GIVEN REQUEST: From the entries below, gather each line containing the word "Antoteho".

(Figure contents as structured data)
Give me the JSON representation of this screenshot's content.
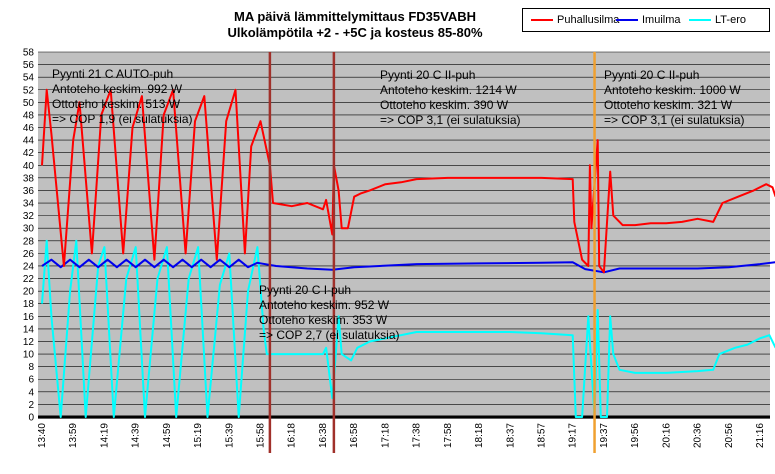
{
  "chart_data": {
    "type": "line",
    "title": [
      "MA päivä lämmittelymittaus  FD35VABH",
      "Ulkolämpötila +2 - +5C ja kosteus 85-80%"
    ],
    "ylim": [
      0,
      58
    ],
    "yticks": [
      0,
      2,
      4,
      6,
      8,
      10,
      12,
      14,
      16,
      18,
      20,
      22,
      24,
      26,
      28,
      30,
      32,
      34,
      36,
      38,
      40,
      42,
      44,
      46,
      48,
      50,
      52,
      54,
      56,
      58
    ],
    "xticks": [
      "13:40",
      "13:59",
      "14:19",
      "14:39",
      "14:59",
      "15:19",
      "15:39",
      "15:58",
      "16:18",
      "16:38",
      "16:58",
      "17:18",
      "17:38",
      "17:58",
      "18:18",
      "18:37",
      "18:57",
      "19:17",
      "19:37",
      "19:56",
      "20:16",
      "20:36",
      "20:56",
      "21:16"
    ],
    "grid": true,
    "legend_position": "top-right",
    "series": [
      {
        "name": "Puhallusilma",
        "color": "#ff0000",
        "points": [
          [
            0,
            40
          ],
          [
            0.15,
            52
          ],
          [
            0.3,
            45
          ],
          [
            0.7,
            24
          ],
          [
            1.0,
            44
          ],
          [
            1.2,
            50
          ],
          [
            1.6,
            26
          ],
          [
            1.9,
            48
          ],
          [
            2.2,
            52
          ],
          [
            2.6,
            26
          ],
          [
            2.9,
            46
          ],
          [
            3.2,
            51
          ],
          [
            3.6,
            25
          ],
          [
            3.9,
            48
          ],
          [
            4.2,
            52
          ],
          [
            4.6,
            26
          ],
          [
            4.9,
            47
          ],
          [
            5.2,
            51
          ],
          [
            5.6,
            25
          ],
          [
            5.9,
            47
          ],
          [
            6.2,
            52
          ],
          [
            6.5,
            26
          ],
          [
            6.7,
            43
          ],
          [
            7.0,
            47
          ],
          [
            7.3,
            40
          ],
          [
            7.4,
            34
          ],
          [
            8.0,
            33.5
          ],
          [
            8.5,
            34
          ],
          [
            9.0,
            33
          ],
          [
            9.1,
            34.5
          ],
          [
            9.3,
            29
          ],
          [
            9.35,
            40
          ],
          [
            9.5,
            36
          ],
          [
            9.6,
            30
          ],
          [
            9.8,
            30
          ],
          [
            10.0,
            35
          ],
          [
            10.2,
            35.5
          ],
          [
            10.5,
            36
          ],
          [
            11.0,
            37
          ],
          [
            11.5,
            37.3
          ],
          [
            12.0,
            37.8
          ],
          [
            13.0,
            38
          ],
          [
            14.0,
            38
          ],
          [
            15.0,
            38
          ],
          [
            16.0,
            38
          ],
          [
            17.0,
            37.8
          ],
          [
            17.05,
            31
          ],
          [
            17.3,
            25
          ],
          [
            17.5,
            24
          ],
          [
            17.55,
            40
          ],
          [
            17.6,
            30
          ],
          [
            17.8,
            44
          ],
          [
            17.85,
            24
          ],
          [
            18.0,
            23
          ],
          [
            18.2,
            39
          ],
          [
            18.3,
            32
          ],
          [
            18.6,
            30.5
          ],
          [
            19.0,
            30.5
          ],
          [
            19.5,
            30.8
          ],
          [
            20.0,
            30.8
          ],
          [
            20.5,
            31
          ],
          [
            21.0,
            31.5
          ],
          [
            21.5,
            31
          ],
          [
            21.8,
            34
          ],
          [
            22.3,
            35
          ],
          [
            22.8,
            36
          ],
          [
            23.2,
            37
          ],
          [
            23.4,
            36.5
          ],
          [
            23.5,
            35
          ]
        ]
      },
      {
        "name": "Imuilma",
        "color": "#0000ee",
        "points": [
          [
            0,
            24
          ],
          [
            0.3,
            25
          ],
          [
            0.6,
            23.8
          ],
          [
            0.9,
            25
          ],
          [
            1.2,
            23.8
          ],
          [
            1.5,
            25
          ],
          [
            1.8,
            23.8
          ],
          [
            2.1,
            25
          ],
          [
            2.4,
            23.8
          ],
          [
            2.7,
            25
          ],
          [
            3.0,
            23.8
          ],
          [
            3.3,
            25
          ],
          [
            3.6,
            23.8
          ],
          [
            3.9,
            25
          ],
          [
            4.2,
            23.8
          ],
          [
            4.5,
            25
          ],
          [
            4.8,
            23.8
          ],
          [
            5.1,
            25
          ],
          [
            5.4,
            23.8
          ],
          [
            5.7,
            25
          ],
          [
            6.0,
            23.8
          ],
          [
            6.3,
            25
          ],
          [
            6.6,
            23.8
          ],
          [
            6.9,
            24.5
          ],
          [
            7.5,
            24
          ],
          [
            8.5,
            23.6
          ],
          [
            9.3,
            23.4
          ],
          [
            10.0,
            23.8
          ],
          [
            12.0,
            24.3
          ],
          [
            14.0,
            24.4
          ],
          [
            16.0,
            24.5
          ],
          [
            17.0,
            24.6
          ],
          [
            17.4,
            23.5
          ],
          [
            18.0,
            23
          ],
          [
            18.5,
            23.6
          ],
          [
            20.0,
            23.6
          ],
          [
            21.0,
            23.6
          ],
          [
            22.0,
            23.8
          ],
          [
            23.0,
            24.3
          ],
          [
            23.5,
            24.6
          ]
        ]
      },
      {
        "name": "LT-ero",
        "color": "#00ffff",
        "points": [
          [
            0,
            18
          ],
          [
            0.15,
            28
          ],
          [
            0.3,
            16
          ],
          [
            0.6,
            0
          ],
          [
            0.9,
            20
          ],
          [
            1.1,
            28
          ],
          [
            1.4,
            0
          ],
          [
            1.8,
            24
          ],
          [
            2.0,
            27
          ],
          [
            2.3,
            0
          ],
          [
            2.7,
            22
          ],
          [
            3.0,
            27
          ],
          [
            3.3,
            0
          ],
          [
            3.7,
            22
          ],
          [
            4.0,
            27
          ],
          [
            4.3,
            0
          ],
          [
            4.7,
            22
          ],
          [
            5.0,
            27
          ],
          [
            5.3,
            0
          ],
          [
            5.7,
            21
          ],
          [
            6.0,
            26
          ],
          [
            6.3,
            0
          ],
          [
            6.6,
            20
          ],
          [
            6.9,
            27
          ],
          [
            7.1,
            14
          ],
          [
            7.2,
            10
          ],
          [
            8.0,
            10
          ],
          [
            9.0,
            10
          ],
          [
            9.1,
            11
          ],
          [
            9.3,
            3
          ],
          [
            9.35,
            6
          ],
          [
            9.5,
            16
          ],
          [
            9.6,
            10
          ],
          [
            9.9,
            9
          ],
          [
            10.1,
            11
          ],
          [
            10.5,
            12
          ],
          [
            11.0,
            12.5
          ],
          [
            12.0,
            13.5
          ],
          [
            13.0,
            13.5
          ],
          [
            14.0,
            13.5
          ],
          [
            15.0,
            13.5
          ],
          [
            16.0,
            13.3
          ],
          [
            17.0,
            13
          ],
          [
            17.1,
            0
          ],
          [
            17.3,
            0
          ],
          [
            17.5,
            16
          ],
          [
            17.7,
            0
          ],
          [
            17.8,
            17
          ],
          [
            17.9,
            0
          ],
          [
            18.1,
            0
          ],
          [
            18.2,
            16
          ],
          [
            18.3,
            10
          ],
          [
            18.5,
            7.5
          ],
          [
            19.0,
            7
          ],
          [
            20.0,
            7
          ],
          [
            21.0,
            7.3
          ],
          [
            21.5,
            7.5
          ],
          [
            21.7,
            10
          ],
          [
            22.2,
            11
          ],
          [
            22.6,
            11.5
          ],
          [
            23.0,
            12.5
          ],
          [
            23.3,
            13
          ],
          [
            23.5,
            11
          ]
        ]
      }
    ],
    "vertical_markers": [
      {
        "x": 7.3,
        "color": "#a0302a"
      },
      {
        "x": 9.35,
        "color": "#a0302a"
      },
      {
        "x": 17.7,
        "color": "#f0a030"
      }
    ],
    "annotations": [
      {
        "lines": [
          "Pyynti 21 C AUTO-puh",
          "Antoteho keskim. 992 W",
          "Ottoteho keskim. 513 W",
          "=> COP 1,9 (ei sulatuksia)"
        ]
      },
      {
        "lines": [
          "Pyynti 20 C II-puh",
          "Antoteho keskim. 1214 W",
          "Ottoteho keskim. 390 W",
          "=> COP 3,1 (ei sulatuksia)"
        ]
      },
      {
        "lines": [
          "Pyynti 20 C II-puh",
          "Antoteho keskim. 1000 W",
          "Ottoteho keskim. 321 W",
          "=> COP 3,1 (ei sulatuksia)"
        ]
      },
      {
        "lines": [
          "Pyynti 20 C I-puh",
          "Antoteho keskim. 952 W",
          "Ottoteho keskim. 353 W",
          "=> COP 2,7 (ei sulatuksia)"
        ]
      }
    ]
  }
}
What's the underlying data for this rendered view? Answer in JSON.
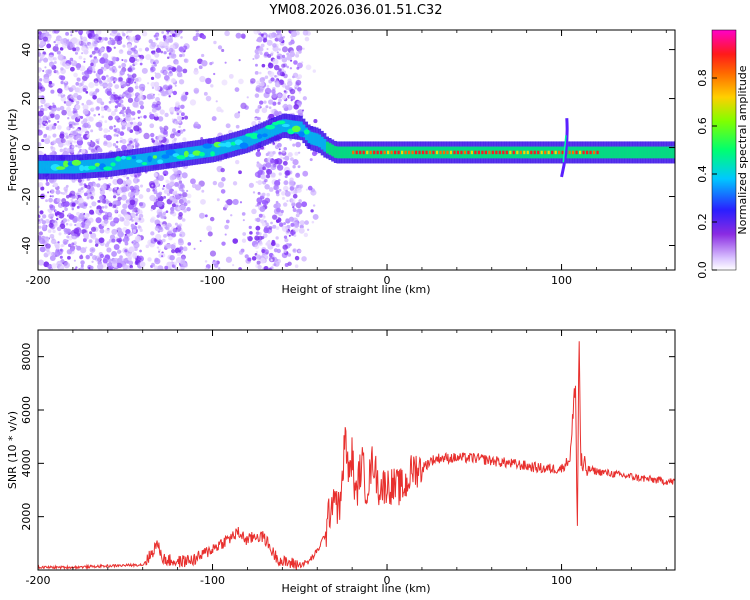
{
  "title": "YM08.2026.036.01.51.C32",
  "chart_data": [
    {
      "type": "heatmap",
      "name": "spectrogram",
      "xlabel": "Height of straight line (km)",
      "ylabel": "Frequency (Hz)",
      "xlim": [
        -200,
        165
      ],
      "ylim": [
        -50,
        48
      ],
      "xticks": [
        -200,
        -100,
        0,
        100
      ],
      "yticks": [
        -40,
        -20,
        0,
        20,
        40
      ],
      "colorbar": {
        "label": "Normalized spectral amplitude",
        "range": [
          0,
          1
        ],
        "ticks": [
          0.0,
          0.2,
          0.4,
          0.6,
          0.8
        ]
      },
      "ridge": {
        "x": [
          -200,
          -180,
          -160,
          -140,
          -120,
          -100,
          -80,
          -60,
          -50,
          -45,
          -40,
          -35,
          -30,
          -25,
          -20,
          -10,
          0,
          20,
          60,
          90,
          100,
          110,
          120,
          165
        ],
        "y": [
          -8,
          -8,
          -7,
          -5,
          -3,
          -1,
          3,
          9,
          8,
          4,
          3,
          0,
          -2,
          -2,
          -2,
          -2,
          -2,
          -2,
          -2,
          -2,
          -2,
          -2,
          -2,
          -2
        ]
      }
    },
    {
      "type": "line",
      "name": "snr",
      "xlabel": "Height of straight line (km)",
      "ylabel": "SNR (10 * v/v)",
      "xlim": [
        -200,
        165
      ],
      "ylim": [
        0,
        9000
      ],
      "xticks": [
        -200,
        -100,
        0,
        100
      ],
      "yticks": [
        2000,
        4000,
        6000,
        8000
      ],
      "series": [
        {
          "name": "SNR",
          "color": "#e8302e",
          "x": [
            -200,
            -180,
            -160,
            -140,
            -135,
            -132,
            -128,
            -120,
            -110,
            -100,
            -95,
            -90,
            -85,
            -80,
            -75,
            -70,
            -65,
            -60,
            -55,
            -50,
            -45,
            -40,
            -35,
            -32,
            -30,
            -28,
            -26,
            -24,
            -22,
            -20,
            -18,
            -16,
            -14,
            -12,
            -10,
            -8,
            -5,
            0,
            5,
            10,
            15,
            20,
            25,
            30,
            40,
            50,
            60,
            70,
            80,
            90,
            100,
            105,
            108,
            109,
            110,
            111,
            112,
            114,
            120,
            130,
            140,
            150,
            165
          ],
          "y": [
            100,
            100,
            150,
            200,
            600,
            1000,
            400,
            300,
            400,
            800,
            1000,
            1200,
            1400,
            1100,
            1300,
            1200,
            600,
            300,
            250,
            200,
            300,
            700,
            1400,
            2500,
            3000,
            2200,
            2800,
            5200,
            3400,
            4400,
            2600,
            3600,
            4000,
            3000,
            3500,
            4200,
            3100,
            3200,
            3100,
            3100,
            3800,
            3800,
            4100,
            4200,
            4200,
            4200,
            4100,
            4000,
            3900,
            3800,
            3800,
            4200,
            7200,
            1300,
            9000,
            4200,
            3800,
            3800,
            3700,
            3600,
            3500,
            3400,
            3300
          ]
        }
      ]
    }
  ]
}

ANSWER TO THIS EXERCISE:
          "Antoteho keskim. 992 W",
          "Antoteho keskim. 1214 W",
          "Antoteho keskim. 1000 W",
          "Antoteho keskim. 952 W",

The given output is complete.